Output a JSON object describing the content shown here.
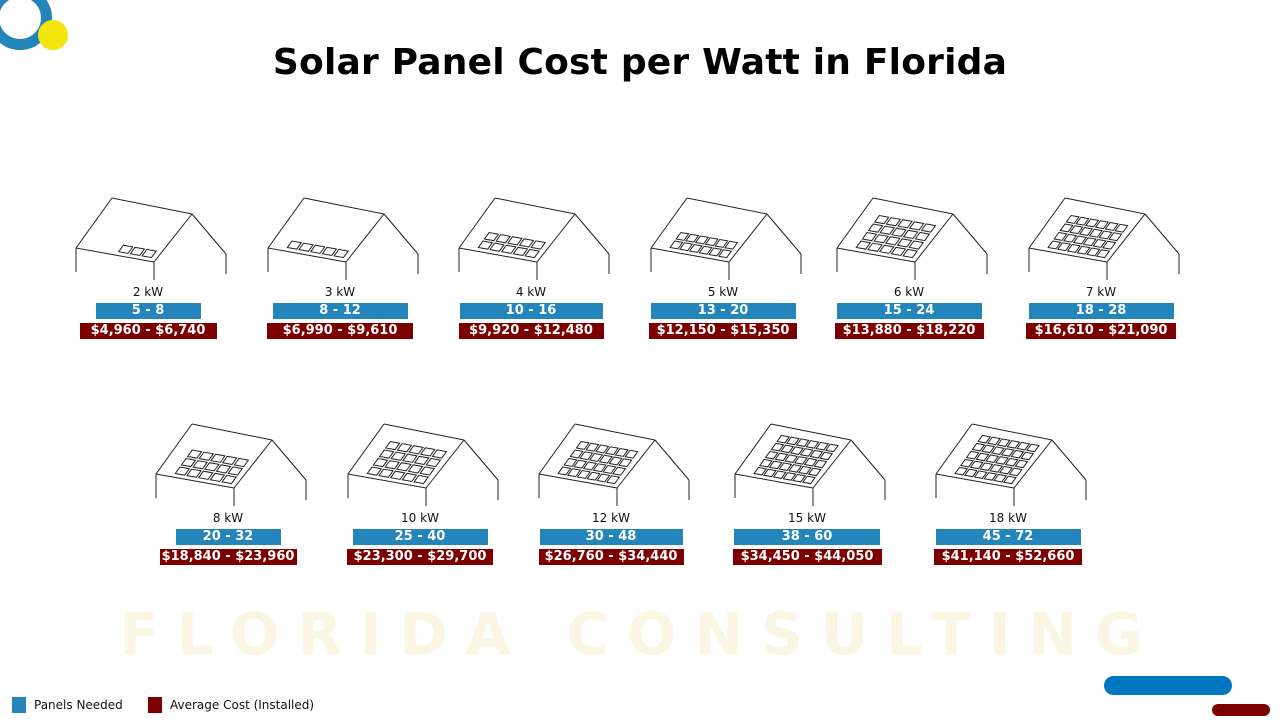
{
  "title": "Solar Panel Cost per Watt in Florida",
  "watermark": "FLORIDA CONSULTING",
  "colors": {
    "panels": "#2385ba",
    "cost": "#7d0000",
    "logo_ring": "#2385ba",
    "logo_dot": "#f2e50b"
  },
  "systems": [
    {
      "size": "2 kW",
      "panels": "5 - 8",
      "cost": "$4,960 - $6,740"
    },
    {
      "size": "3 kW",
      "panels": "8 - 12",
      "cost": "$6,990 - $9,610"
    },
    {
      "size": "4 kW",
      "panels": "10 - 16",
      "cost": "$9,920 - $12,480"
    },
    {
      "size": "5 kW",
      "panels": "13 - 20",
      "cost": "$12,150 - $15,350"
    },
    {
      "size": "6 kW",
      "panels": "15 - 24",
      "cost": "$13,880 - $18,220"
    },
    {
      "size": "7 kW",
      "panels": "18 - 28",
      "cost": "$16,610 - $21,090"
    },
    {
      "size": "8 kW",
      "panels": "20 - 32",
      "cost": "$18,840 - $23,960"
    },
    {
      "size": "10 kW",
      "panels": "25 - 40",
      "cost": "$23,300 - $29,700"
    },
    {
      "size": "12 kW",
      "panels": "30 - 48",
      "cost": "$26,760 - $34,440"
    },
    {
      "size": "15 kW",
      "panels": "38 - 60",
      "cost": "$34,450 - $44,050"
    },
    {
      "size": "18 kW",
      "panels": "45 - 72",
      "cost": "$41,140 - $52,660"
    }
  ],
  "legend": {
    "panels": "Panels Needed",
    "cost": "Average Cost (Installed)"
  }
}
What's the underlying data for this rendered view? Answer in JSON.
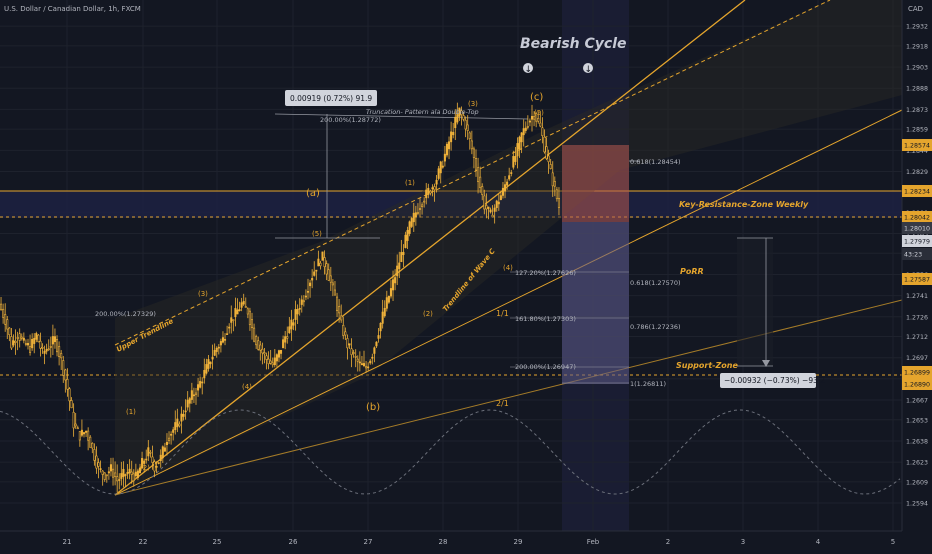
{
  "header": {
    "title": "U.S. Dollar / Canadian Dollar, 1h, FXCM",
    "currency": "CAD"
  },
  "colors": {
    "background": "#131722",
    "candle": "#f0b23a",
    "trendline": "#e5a52d",
    "grid": "#1e222d",
    "axis_text": "#b2b5be",
    "zone_band": "#1d2040",
    "risk_zone": "#b5584e",
    "target_zone": "#5d5a86",
    "measure_box": "#d1d4dc"
  },
  "chart_data": {
    "type": "candlestick",
    "symbol": "USDCAD",
    "timeframe": "1h",
    "ylim": [
      1.2577,
      1.2947
    ],
    "x_ticks": [
      "21",
      "22",
      "25",
      "26",
      "27",
      "28",
      "29",
      "Feb",
      "2",
      "3",
      "4",
      "5"
    ],
    "y_ticks": [
      1.2594,
      1.2609,
      1.2623,
      1.2638,
      1.2653,
      1.2667,
      1.2682,
      1.2697,
      1.2712,
      1.2726,
      1.2741,
      1.2756,
      1.2771,
      1.2785,
      1.28,
      1.2815,
      1.2829,
      1.2844,
      1.2859,
      1.2873,
      1.2888,
      1.2903,
      1.2918,
      1.2932
    ],
    "price_tags": [
      {
        "value": "1.28574",
        "kind": "orange"
      },
      {
        "value": "1.28234",
        "kind": "orange"
      },
      {
        "value": "1.28042",
        "kind": "orange"
      },
      {
        "value": "1.28010",
        "kind": "dark"
      },
      {
        "value": "1.27979",
        "kind": "white"
      },
      {
        "value": "43:23",
        "kind": "dark-small"
      },
      {
        "value": "1.27587",
        "kind": "orange"
      },
      {
        "value": "1.26899",
        "kind": "orange"
      },
      {
        "value": "1.26890",
        "kind": "orange"
      }
    ],
    "price_path": [
      [
        1.2735,
        1.2724
      ],
      [
        1.2724,
        1.2706
      ],
      [
        1.2706,
        1.2714
      ],
      [
        1.2714,
        1.2707
      ],
      [
        1.2707,
        1.2704
      ],
      [
        1.2704,
        1.2713
      ],
      [
        1.2713,
        1.27
      ],
      [
        1.27,
        1.2705
      ],
      [
        1.2705,
        1.271
      ],
      [
        1.271,
        1.2695
      ],
      [
        1.2695,
        1.2675
      ],
      [
        1.2675,
        1.265
      ],
      [
        1.265,
        1.2642
      ],
      [
        1.2642,
        1.2645
      ],
      [
        1.2645,
        1.2632
      ],
      [
        1.2632,
        1.2618
      ],
      [
        1.2618,
        1.2614
      ],
      [
        1.2614,
        1.2618
      ],
      [
        1.2618,
        1.261
      ],
      [
        1.261,
        1.2614
      ],
      [
        1.2614,
        1.2616
      ],
      [
        1.2616,
        1.2612
      ],
      [
        1.2612,
        1.2622
      ],
      [
        1.2622,
        1.263
      ],
      [
        1.263,
        1.262
      ],
      [
        1.262,
        1.2626
      ],
      [
        1.2626,
        1.264
      ],
      [
        1.264,
        1.2646
      ],
      [
        1.2646,
        1.2652
      ],
      [
        1.2652,
        1.2662
      ],
      [
        1.2662,
        1.267
      ],
      [
        1.267,
        1.2676
      ],
      [
        1.2676,
        1.2686
      ],
      [
        1.2686,
        1.2696
      ],
      [
        1.2696,
        1.2704
      ],
      [
        1.2704,
        1.271
      ],
      [
        1.271,
        1.2722
      ],
      [
        1.2722,
        1.2728
      ],
      [
        1.2728,
        1.2735
      ],
      [
        1.2735,
        1.273
      ],
      [
        1.273,
        1.2712
      ],
      [
        1.2712,
        1.2703
      ],
      [
        1.2703,
        1.2696
      ],
      [
        1.2696,
        1.2692
      ],
      [
        1.2692,
        1.27
      ],
      [
        1.27,
        1.2712
      ],
      [
        1.2712,
        1.272
      ],
      [
        1.272,
        1.2732
      ],
      [
        1.2732,
        1.274
      ],
      [
        1.274,
        1.2752
      ],
      [
        1.2752,
        1.2762
      ],
      [
        1.2762,
        1.2768
      ],
      [
        1.2768,
        1.2755
      ],
      [
        1.2755,
        1.274
      ],
      [
        1.274,
        1.272
      ],
      [
        1.272,
        1.2706
      ],
      [
        1.2706,
        1.2698
      ],
      [
        1.2698,
        1.2692
      ],
      [
        1.2692,
        1.269
      ],
      [
        1.269,
        1.27
      ],
      [
        1.27,
        1.2716
      ],
      [
        1.2716,
        1.2732
      ],
      [
        1.2732,
        1.2745
      ],
      [
        1.2745,
        1.276
      ],
      [
        1.276,
        1.2775
      ],
      [
        1.2775,
        1.279
      ],
      [
        1.279,
        1.28
      ],
      [
        1.28,
        1.2808
      ],
      [
        1.2808,
        1.2815
      ],
      [
        1.2815,
        1.282
      ],
      [
        1.282,
        1.2832
      ],
      [
        1.2832,
        1.2845
      ],
      [
        1.2845,
        1.286
      ],
      [
        1.286,
        1.2872
      ],
      [
        1.2872,
        1.2862
      ],
      [
        1.2862,
        1.2845
      ],
      [
        1.2845,
        1.2825
      ],
      [
        1.2825,
        1.2805
      ],
      [
        1.2805,
        1.2798
      ],
      [
        1.2798,
        1.2806
      ],
      [
        1.2806,
        1.2815
      ],
      [
        1.2815,
        1.2828
      ],
      [
        1.2828,
        1.284
      ],
      [
        1.284,
        1.2855
      ],
      [
        1.2855,
        1.2864
      ],
      [
        1.2864,
        1.287
      ],
      [
        1.287,
        1.286
      ],
      [
        1.286,
        1.284
      ],
      [
        1.284,
        1.2822
      ],
      [
        1.2822,
        1.2804
      ]
    ],
    "annotations": {
      "title": "Bearish Cycle",
      "measure_up": "0.00919 (0.72%) 91.9",
      "measure_down": "−0.00932 (−0.73%) −93.2",
      "truncation": "Truncation- Pattern ala Double-Top",
      "fib_200_top": "200.00%(1.28772)",
      "fib_200_left": "200.00%(1.27329)",
      "fib_127": "127.20%(1.27626)",
      "fib_161": "161.80%(1.27303)",
      "fib_200_bot": "200.00%(1.26947)",
      "fib_1": "1(1.26811)",
      "fib_618a": "0.618(1.28454)",
      "fib_618b": "0.618(1.27570)",
      "fib_786": "0.786(1.27236)",
      "key_resistance": "Key-Resistance-Zone Weekly",
      "porr": "PoRR",
      "support": "Support-Zone",
      "upper_trendline": "Upper Trendline",
      "trendline_c": "Trendline of Wave C",
      "wave_a": "(a)",
      "wave_b": "(b)",
      "wave_c": "(c)",
      "wave_5a": "(5)",
      "wave_5b": "(5)",
      "wave_3a": "(3)",
      "wave_3b": "(3)",
      "wave_1a": "(1)",
      "wave_1b": "(1)",
      "wave_2a": "(2)",
      "wave_2b": "(2)",
      "wave_4a": "(4)",
      "wave_4b": "(4)",
      "ratio_half": "1/1",
      "ratio_two": "2/1",
      "arrow_down": "↓"
    }
  }
}
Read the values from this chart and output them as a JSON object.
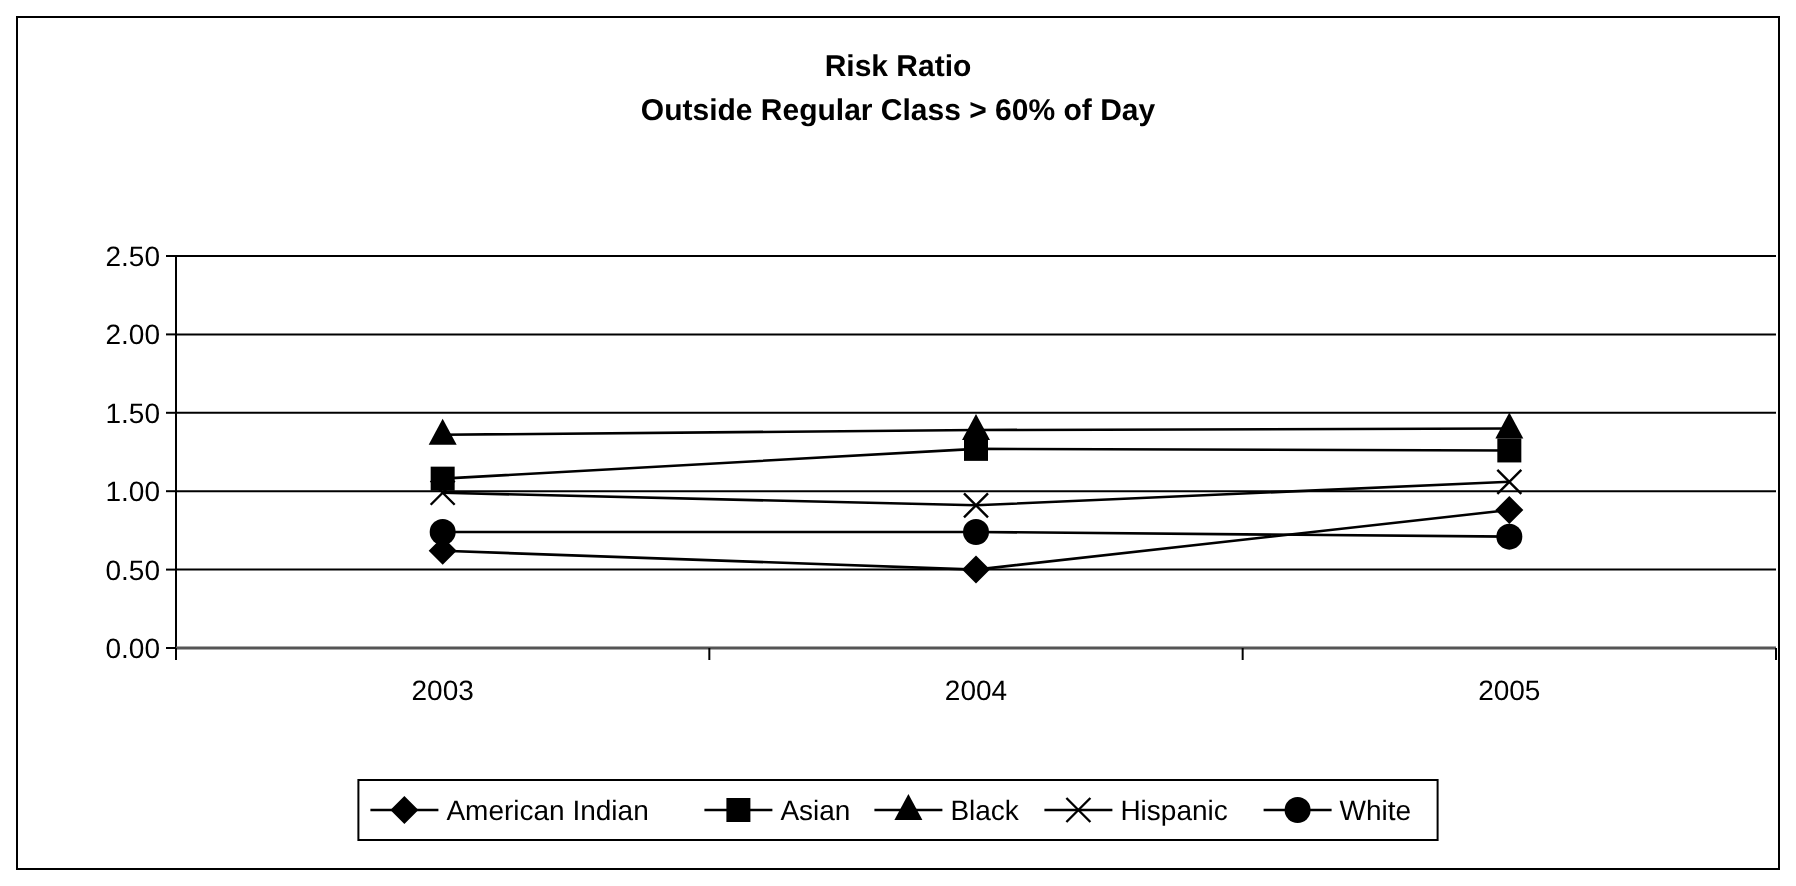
{
  "chart_data": {
    "type": "line",
    "title": "Risk Ratio\nOutside Regular Class > 60% of Day",
    "categories": [
      "2003",
      "2004",
      "2005"
    ],
    "series": [
      {
        "name": "American Indian",
        "color": "#000000",
        "marker": "diamond",
        "values": [
          0.62,
          0.5,
          0.88
        ]
      },
      {
        "name": "Asian",
        "color": "#000000",
        "marker": "square",
        "values": [
          1.08,
          1.27,
          1.26
        ]
      },
      {
        "name": "Black",
        "color": "#000000",
        "marker": "triangle",
        "values": [
          1.36,
          1.39,
          1.4
        ]
      },
      {
        "name": "Hispanic",
        "color": "#000000",
        "marker": "cross",
        "values": [
          0.99,
          0.91,
          1.06
        ]
      },
      {
        "name": "White",
        "color": "#000000",
        "marker": "circle",
        "values": [
          0.74,
          0.74,
          0.71
        ]
      }
    ],
    "ylim": [
      0,
      2.5
    ],
    "yticks": [
      {
        "value": 0,
        "label": "0.00"
      },
      {
        "value": 0.5,
        "label": "0.50"
      },
      {
        "value": 1,
        "label": "1.00"
      },
      {
        "value": 1.5,
        "label": "1.50"
      },
      {
        "value": 2,
        "label": "2.00"
      },
      {
        "value": 2.5,
        "label": "2.50"
      }
    ],
    "grid": "y",
    "legend": "bottom",
    "line_style": "solid"
  }
}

- [To do]: Where a line above contains the string "this", copy that line.

- [Full answer]:
What's the underlying data for this rendered view? Answer in JSON.
Read the values from this chart and output them as a JSON object.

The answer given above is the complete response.